The task.
Print, exactly and completely, every entry in the data.

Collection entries
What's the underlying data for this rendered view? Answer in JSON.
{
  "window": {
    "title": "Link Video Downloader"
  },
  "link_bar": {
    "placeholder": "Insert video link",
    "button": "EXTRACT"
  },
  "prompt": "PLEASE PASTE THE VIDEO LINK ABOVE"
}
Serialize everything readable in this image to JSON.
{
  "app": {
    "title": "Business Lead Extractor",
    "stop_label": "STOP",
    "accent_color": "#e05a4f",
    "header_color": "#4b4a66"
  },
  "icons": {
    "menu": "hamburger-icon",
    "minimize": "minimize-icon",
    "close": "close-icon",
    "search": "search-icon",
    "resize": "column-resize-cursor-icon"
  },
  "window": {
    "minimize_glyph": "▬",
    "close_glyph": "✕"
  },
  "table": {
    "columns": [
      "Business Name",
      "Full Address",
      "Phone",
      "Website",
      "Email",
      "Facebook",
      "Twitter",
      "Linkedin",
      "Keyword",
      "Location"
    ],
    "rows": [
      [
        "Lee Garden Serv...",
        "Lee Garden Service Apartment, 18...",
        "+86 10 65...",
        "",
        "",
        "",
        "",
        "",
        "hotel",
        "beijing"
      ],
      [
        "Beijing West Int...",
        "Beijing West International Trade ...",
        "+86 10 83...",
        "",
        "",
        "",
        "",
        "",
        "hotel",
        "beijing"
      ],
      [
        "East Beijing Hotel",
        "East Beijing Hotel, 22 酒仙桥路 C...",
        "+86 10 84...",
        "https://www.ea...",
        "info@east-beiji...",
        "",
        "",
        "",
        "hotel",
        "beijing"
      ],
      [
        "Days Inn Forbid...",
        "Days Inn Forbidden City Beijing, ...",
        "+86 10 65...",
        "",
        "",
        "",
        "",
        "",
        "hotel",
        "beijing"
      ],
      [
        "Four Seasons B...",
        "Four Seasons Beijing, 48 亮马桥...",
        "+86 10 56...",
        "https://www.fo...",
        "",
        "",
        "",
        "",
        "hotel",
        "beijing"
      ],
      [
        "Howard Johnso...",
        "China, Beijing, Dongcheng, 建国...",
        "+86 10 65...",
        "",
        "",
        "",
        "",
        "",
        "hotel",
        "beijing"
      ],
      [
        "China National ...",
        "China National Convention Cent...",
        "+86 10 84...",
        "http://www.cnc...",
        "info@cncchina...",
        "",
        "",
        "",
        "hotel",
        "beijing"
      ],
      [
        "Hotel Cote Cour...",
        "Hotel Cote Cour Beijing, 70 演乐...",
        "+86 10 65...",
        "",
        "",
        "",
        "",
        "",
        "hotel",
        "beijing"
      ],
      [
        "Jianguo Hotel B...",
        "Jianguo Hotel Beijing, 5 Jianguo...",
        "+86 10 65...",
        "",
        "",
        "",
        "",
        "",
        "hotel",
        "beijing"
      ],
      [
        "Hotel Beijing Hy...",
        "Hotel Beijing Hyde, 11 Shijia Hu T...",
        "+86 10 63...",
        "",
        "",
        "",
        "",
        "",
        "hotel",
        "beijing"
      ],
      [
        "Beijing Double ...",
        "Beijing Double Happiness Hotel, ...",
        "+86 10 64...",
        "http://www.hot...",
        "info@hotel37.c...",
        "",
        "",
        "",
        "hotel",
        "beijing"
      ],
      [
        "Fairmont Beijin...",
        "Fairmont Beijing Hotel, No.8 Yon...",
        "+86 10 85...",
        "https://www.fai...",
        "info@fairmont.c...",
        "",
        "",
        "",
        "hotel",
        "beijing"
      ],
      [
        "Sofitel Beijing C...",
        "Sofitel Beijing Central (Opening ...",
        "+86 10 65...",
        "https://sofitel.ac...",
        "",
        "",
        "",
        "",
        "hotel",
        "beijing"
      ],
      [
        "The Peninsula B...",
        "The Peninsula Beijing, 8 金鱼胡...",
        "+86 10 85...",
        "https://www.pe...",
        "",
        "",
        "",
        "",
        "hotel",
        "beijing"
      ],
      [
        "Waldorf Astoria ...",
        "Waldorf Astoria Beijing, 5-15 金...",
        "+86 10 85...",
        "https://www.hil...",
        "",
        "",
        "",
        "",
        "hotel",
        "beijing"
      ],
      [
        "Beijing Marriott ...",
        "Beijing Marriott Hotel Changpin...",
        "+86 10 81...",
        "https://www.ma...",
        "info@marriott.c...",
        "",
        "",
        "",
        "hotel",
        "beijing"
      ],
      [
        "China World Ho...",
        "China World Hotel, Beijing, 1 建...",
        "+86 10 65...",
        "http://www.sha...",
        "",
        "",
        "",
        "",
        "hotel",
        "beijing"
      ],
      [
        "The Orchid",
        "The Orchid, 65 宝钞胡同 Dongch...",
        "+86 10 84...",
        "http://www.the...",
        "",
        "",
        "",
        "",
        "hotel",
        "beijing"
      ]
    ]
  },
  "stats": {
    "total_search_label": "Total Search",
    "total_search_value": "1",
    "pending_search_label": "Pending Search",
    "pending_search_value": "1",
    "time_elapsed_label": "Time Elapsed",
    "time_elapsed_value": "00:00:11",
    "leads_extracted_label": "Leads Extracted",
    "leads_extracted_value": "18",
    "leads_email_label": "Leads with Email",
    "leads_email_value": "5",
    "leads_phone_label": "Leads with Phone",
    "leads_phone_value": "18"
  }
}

Answer to the exercise.
What's the underlying data for this rendered view? Answer in JSON.
{
  "window": {
    "title": "Link Video Downloader"
  },
  "link_bar": {
    "placeholder": "Insert video link",
    "button": "EXTRACT"
  },
  "prompt": "PLEASE PASTE THE VIDEO LINK ABOVE"
}
Serialize everything readable in this image to JSON.
{
  "app": {
    "title": "Business Lead Extractor",
    "stop_label": "STOP",
    "accent_color": "#e05a4f",
    "header_color": "#4b4a66"
  },
  "icons": {
    "menu": "hamburger-icon",
    "minimize": "minimize-icon",
    "close": "close-icon",
    "search": "search-icon",
    "resize": "column-resize-cursor-icon"
  },
  "window": {
    "minimize_glyph": "▬",
    "close_glyph": "✕"
  },
  "table": {
    "columns": [
      "Business Name",
      "Full Address",
      "Phone",
      "Website",
      "Email",
      "Facebook",
      "Twitter",
      "Linkedin",
      "Keyword",
      "Location"
    ],
    "rows": [
      [
        "Lee Garden Serv...",
        "Lee Garden Service Apartment, 18...",
        "+86 10 65...",
        "",
        "",
        "",
        "",
        "",
        "hotel",
        "beijing"
      ],
      [
        "Beijing West Int...",
        "Beijing West International Trade ...",
        "+86 10 83...",
        "",
        "",
        "",
        "",
        "",
        "hotel",
        "beijing"
      ],
      [
        "East Beijing Hotel",
        "East Beijing Hotel, 22 酒仙桥路 C...",
        "+86 10 84...",
        "https://www.ea...",
        "info@east-beiji...",
        "",
        "",
        "",
        "hotel",
        "beijing"
      ],
      [
        "Days Inn Forbid...",
        "Days Inn Forbidden City Beijing, ...",
        "+86 10 65...",
        "",
        "",
        "",
        "",
        "",
        "hotel",
        "beijing"
      ],
      [
        "Four Seasons B...",
        "Four Seasons Beijing, 48 亮马桥...",
        "+86 10 56...",
        "https://www.fo...",
        "",
        "",
        "",
        "",
        "hotel",
        "beijing"
      ],
      [
        "Howard Johnso...",
        "China, Beijing, Dongcheng, 建国...",
        "+86 10 65...",
        "",
        "",
        "",
        "",
        "",
        "hotel",
        "beijing"
      ],
      [
        "China National ...",
        "China National Convention Cent...",
        "+86 10 84...",
        "http://www.cnc...",
        "info@cncchina...",
        "",
        "",
        "",
        "hotel",
        "beijing"
      ],
      [
        "Hotel Cote Cour...",
        "Hotel Cote Cour Beijing, 70 演乐...",
        "+86 10 65...",
        "",
        "",
        "",
        "",
        "",
        "hotel",
        "beijing"
      ],
      [
        "Jianguo Hotel B...",
        "Jianguo Hotel Beijing, 5 Jianguo...",
        "+86 10 65...",
        "",
        "",
        "",
        "",
        "",
        "hotel",
        "beijing"
      ],
      [
        "Hotel Beijing Hy...",
        "Hotel Beijing Hyde, 11 Shijia Hu T...",
        "+86 10 63...",
        "",
        "",
        "",
        "",
        "",
        "hotel",
        "beijing"
      ],
      [
        "Beijing Double ...",
        "Beijing Double Happiness Hotel, ...",
        "+86 10 64...",
        "http://www.hot...",
        "info@hotel37.c...",
        "",
        "",
        "",
        "hotel",
        "beijing"
      ],
      [
        "Fairmont Beijin...",
        "Fairmont Beijing Hotel, No.8 Yon...",
        "+86 10 85...",
        "https://www.fai...",
        "info@fairmont.c...",
        "",
        "",
        "",
        "hotel",
        "beijing"
      ],
      [
        "Sofitel Beijing C...",
        "Sofitel Beijing Central (Opening ...",
        "+86 10 65...",
        "https://sofitel.ac...",
        "",
        "",
        "",
        "",
        "hotel",
        "beijing"
      ],
      [
        "The Peninsula B...",
        "The Peninsula Beijing, 8 金鱼胡...",
        "+86 10 85...",
        "https://www.pe...",
        "",
        "",
        "",
        "",
        "hotel",
        "beijing"
      ],
      [
        "Waldorf Astoria ...",
        "Waldorf Astoria Beijing, 5-15 金...",
        "+86 10 85...",
        "https://www.hil...",
        "",
        "",
        "",
        "",
        "hotel",
        "beijing"
      ],
      [
        "Beijing Marriott ...",
        "Beijing Marriott Hotel Changpin...",
        "+86 10 81...",
        "https://www.ma...",
        "info@marriott.c...",
        "",
        "",
        "",
        "hotel",
        "beijing"
      ],
      [
        "China World Ho...",
        "China World Hotel, Beijing, 1 建...",
        "+86 10 65...",
        "http://www.sha...",
        "",
        "",
        "",
        "",
        "hotel",
        "beijing"
      ],
      [
        "The Orchid",
        "The Orchid, 65 宝钞胡同 Dongch...",
        "+86 10 84...",
        "http://www.the...",
        "",
        "",
        "",
        "",
        "hotel",
        "beijing"
      ]
    ]
  },
  "stats": {
    "total_search_label": "Total Search",
    "total_search_value": "1",
    "pending_search_label": "Pending Search",
    "pending_search_value": "1",
    "time_elapsed_label": "Time Elapsed",
    "time_elapsed_value": "00:00:11",
    "leads_extracted_label": "Leads Extracted",
    "leads_extracted_value": "18",
    "leads_email_label": "Leads with Email",
    "leads_email_value": "5",
    "leads_phone_label": "Leads with Phone",
    "leads_phone_value": "18"
  }
}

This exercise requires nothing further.